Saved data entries
◆ ◆ ◆

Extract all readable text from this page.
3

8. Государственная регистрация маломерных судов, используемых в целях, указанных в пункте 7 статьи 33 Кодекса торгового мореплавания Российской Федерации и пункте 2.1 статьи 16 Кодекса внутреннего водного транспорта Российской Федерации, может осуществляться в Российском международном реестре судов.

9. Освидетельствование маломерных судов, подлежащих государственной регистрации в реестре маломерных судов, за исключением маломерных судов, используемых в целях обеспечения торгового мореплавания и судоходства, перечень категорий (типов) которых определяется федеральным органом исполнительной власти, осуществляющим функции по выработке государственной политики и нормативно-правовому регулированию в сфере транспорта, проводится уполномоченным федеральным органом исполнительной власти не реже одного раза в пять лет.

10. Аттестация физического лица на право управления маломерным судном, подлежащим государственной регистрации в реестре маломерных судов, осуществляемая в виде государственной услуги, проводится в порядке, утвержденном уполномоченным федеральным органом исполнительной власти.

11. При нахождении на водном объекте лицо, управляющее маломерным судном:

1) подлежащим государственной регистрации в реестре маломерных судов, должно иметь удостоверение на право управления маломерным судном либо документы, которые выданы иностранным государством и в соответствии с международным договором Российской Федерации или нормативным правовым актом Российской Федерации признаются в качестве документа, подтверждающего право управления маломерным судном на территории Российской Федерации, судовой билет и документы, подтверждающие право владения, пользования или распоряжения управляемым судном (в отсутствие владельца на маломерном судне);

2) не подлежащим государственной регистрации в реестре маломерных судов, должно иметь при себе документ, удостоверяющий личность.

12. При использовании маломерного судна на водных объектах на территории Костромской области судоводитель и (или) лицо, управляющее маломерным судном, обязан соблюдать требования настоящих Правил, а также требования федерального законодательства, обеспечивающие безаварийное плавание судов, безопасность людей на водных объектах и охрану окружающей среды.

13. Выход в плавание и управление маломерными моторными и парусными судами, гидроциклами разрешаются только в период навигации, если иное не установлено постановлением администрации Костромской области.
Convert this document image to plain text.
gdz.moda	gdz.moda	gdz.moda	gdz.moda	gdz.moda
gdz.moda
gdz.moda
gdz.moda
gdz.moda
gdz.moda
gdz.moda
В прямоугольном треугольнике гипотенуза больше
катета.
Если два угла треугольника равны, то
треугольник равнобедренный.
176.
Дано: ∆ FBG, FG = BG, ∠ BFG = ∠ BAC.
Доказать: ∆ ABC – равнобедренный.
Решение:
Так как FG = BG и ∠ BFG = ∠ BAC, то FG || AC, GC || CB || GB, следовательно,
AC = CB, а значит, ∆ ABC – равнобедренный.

◆ ◆ ◆

All entries shown above should be printed again exactly.

Extract all readable text from this page.
3

8. Государственная регистрация маломерных судов, используемых в целях, указанных в пункте 7 статьи 33 Кодекса торгового мореплавания Российской Федерации и пункте 2.1 статьи 16 Кодекса внутреннего водного транспорта Российской Федерации, может осуществляться в Российском международном реестре судов.

9. Освидетельствование маломерных судов, подлежащих государственной регистрации в реестре маломерных судов, за исключением маломерных судов, используемых в целях обеспечения торгового мореплавания и судоходства, перечень категорий (типов) которых определяется федеральным органом исполнительной власти, осуществляющим функции по выработке государственной политики и нормативно-правовому регулированию в сфере транспорта, проводится уполномоченным федеральным органом исполнительной власти не реже одного раза в пять лет.

10. Аттестация физического лица на право управления маломерным судном, подлежащим государственной регистрации в реестре маломерных судов, осуществляемая в виде государственной услуги, проводится в порядке, утвержденном уполномоченным федеральным органом исполнительной власти.

11. При нахождении на водном объекте лицо, управляющее маломерным судном:

1) подлежащим государственной регистрации в реестре маломерных судов, должно иметь удостоверение на право управления маломерным судном либо документы, которые выданы иностранным государством и в соответствии с международным договором Российской Федерации или нормативным правовым актом Российской Федерации признаются в качестве документа, подтверждающего право управления маломерным судном на территории Российской Федерации, судовой билет и документы, подтверждающие право владения, пользования или распоряжения управляемым судном (в отсутствие владельца на маломерном судне);

2) не подлежащим государственной регистрации в реестре маломерных судов, должно иметь при себе документ, удостоверяющий личность.

12. При использовании маломерного судна на водных объектах на территории Костромской области судоводитель и (или) лицо, управляющее маломерным судном, обязан соблюдать требования настоящих Правил, а также требования федерального законодательства, обеспечивающие безаварийное плавание судов, безопасность людей на водных объектах и охрану окружающей среды.

13. Выход в плавание и управление маломерными моторными и парусными судами, гидроциклами разрешаются только в период навигации, если иное не установлено постановлением администрации Костромской области.
Convert this document image to plain text.
gdz.moda	gdz.moda	gdz.moda	gdz.moda	gdz.moda
gdz.moda
gdz.moda
gdz.moda
gdz.moda
gdz.moda
gdz.moda
В прямоугольном треугольнике гипотенуза больше
катета.
Если два угла треугольника равны, то
треугольник равнобедренный.
176.
Дано: ∆ FBG, FG = BG, ∠ BFG = ∠ BAC.
Доказать: ∆ ABC – равнобедренный.
Решение:
Так как FG = BG и ∠ BFG = ∠ BAC, то FG || AC, GC || CB || GB, следовательно,
AC = CB, а значит, ∆ ABC – равнобедренный.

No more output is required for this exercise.